> Records to use:
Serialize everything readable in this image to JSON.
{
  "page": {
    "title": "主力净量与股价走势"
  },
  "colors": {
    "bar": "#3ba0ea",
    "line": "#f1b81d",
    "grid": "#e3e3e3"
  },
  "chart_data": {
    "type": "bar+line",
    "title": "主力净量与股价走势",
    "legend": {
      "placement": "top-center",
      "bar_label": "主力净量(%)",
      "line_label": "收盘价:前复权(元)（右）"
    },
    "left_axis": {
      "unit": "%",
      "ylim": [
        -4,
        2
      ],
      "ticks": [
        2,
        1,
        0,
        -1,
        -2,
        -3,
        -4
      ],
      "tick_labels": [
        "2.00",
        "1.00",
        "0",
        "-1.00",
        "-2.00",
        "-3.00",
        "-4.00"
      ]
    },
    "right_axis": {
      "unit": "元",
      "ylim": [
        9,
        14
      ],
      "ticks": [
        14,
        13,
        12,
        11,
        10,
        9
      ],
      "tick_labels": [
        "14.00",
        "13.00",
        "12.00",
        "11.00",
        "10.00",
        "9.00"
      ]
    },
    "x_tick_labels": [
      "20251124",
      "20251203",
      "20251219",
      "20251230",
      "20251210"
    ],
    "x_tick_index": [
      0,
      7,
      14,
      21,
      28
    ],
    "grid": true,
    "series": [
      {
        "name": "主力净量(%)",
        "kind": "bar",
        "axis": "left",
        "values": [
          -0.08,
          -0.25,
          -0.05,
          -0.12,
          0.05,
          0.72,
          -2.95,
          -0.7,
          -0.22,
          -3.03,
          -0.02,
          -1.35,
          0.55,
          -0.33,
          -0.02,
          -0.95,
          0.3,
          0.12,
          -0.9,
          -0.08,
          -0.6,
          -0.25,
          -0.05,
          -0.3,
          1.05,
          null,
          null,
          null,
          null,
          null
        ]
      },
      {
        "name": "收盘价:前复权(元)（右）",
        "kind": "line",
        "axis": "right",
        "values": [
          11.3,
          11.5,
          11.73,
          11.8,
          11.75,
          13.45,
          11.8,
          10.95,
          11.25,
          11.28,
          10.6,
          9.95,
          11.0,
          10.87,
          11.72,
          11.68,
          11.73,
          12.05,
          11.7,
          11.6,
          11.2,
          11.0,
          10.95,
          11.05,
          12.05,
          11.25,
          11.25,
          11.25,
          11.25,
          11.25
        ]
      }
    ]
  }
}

> Task: Copy all the entries verbatim.

> Written answer:
Serialize everything readable in this image to JSON.
{
  "page": {
    "title": "主力净量与股价走势"
  },
  "colors": {
    "bar": "#3ba0ea",
    "line": "#f1b81d",
    "grid": "#e3e3e3"
  },
  "chart_data": {
    "type": "bar+line",
    "title": "主力净量与股价走势",
    "legend": {
      "placement": "top-center",
      "bar_label": "主力净量(%)",
      "line_label": "收盘价:前复权(元)（右）"
    },
    "left_axis": {
      "unit": "%",
      "ylim": [
        -4,
        2
      ],
      "ticks": [
        2,
        1,
        0,
        -1,
        -2,
        -3,
        -4
      ],
      "tick_labels": [
        "2.00",
        "1.00",
        "0",
        "-1.00",
        "-2.00",
        "-3.00",
        "-4.00"
      ]
    },
    "right_axis": {
      "unit": "元",
      "ylim": [
        9,
        14
      ],
      "ticks": [
        14,
        13,
        12,
        11,
        10,
        9
      ],
      "tick_labels": [
        "14.00",
        "13.00",
        "12.00",
        "11.00",
        "10.00",
        "9.00"
      ]
    },
    "x_tick_labels": [
      "20251124",
      "20251203",
      "20251219",
      "20251230",
      "20251210"
    ],
    "x_tick_index": [
      0,
      7,
      14,
      21,
      28
    ],
    "grid": true,
    "series": [
      {
        "name": "主力净量(%)",
        "kind": "bar",
        "axis": "left",
        "values": [
          -0.08,
          -0.25,
          -0.05,
          -0.12,
          0.05,
          0.72,
          -2.95,
          -0.7,
          -0.22,
          -3.03,
          -0.02,
          -1.35,
          0.55,
          -0.33,
          -0.02,
          -0.95,
          0.3,
          0.12,
          -0.9,
          -0.08,
          -0.6,
          -0.25,
          -0.05,
          -0.3,
          1.05,
          null,
          null,
          null,
          null,
          null
        ]
      },
      {
        "name": "收盘价:前复权(元)（右）",
        "kind": "line",
        "axis": "right",
        "values": [
          11.3,
          11.5,
          11.73,
          11.8,
          11.75,
          13.45,
          11.8,
          10.95,
          11.25,
          11.28,
          10.6,
          9.95,
          11.0,
          10.87,
          11.72,
          11.68,
          11.73,
          12.05,
          11.7,
          11.6,
          11.2,
          11.0,
          10.95,
          11.05,
          12.05,
          11.25,
          11.25,
          11.25,
          11.25,
          11.25
        ]
      }
    ]
  }
}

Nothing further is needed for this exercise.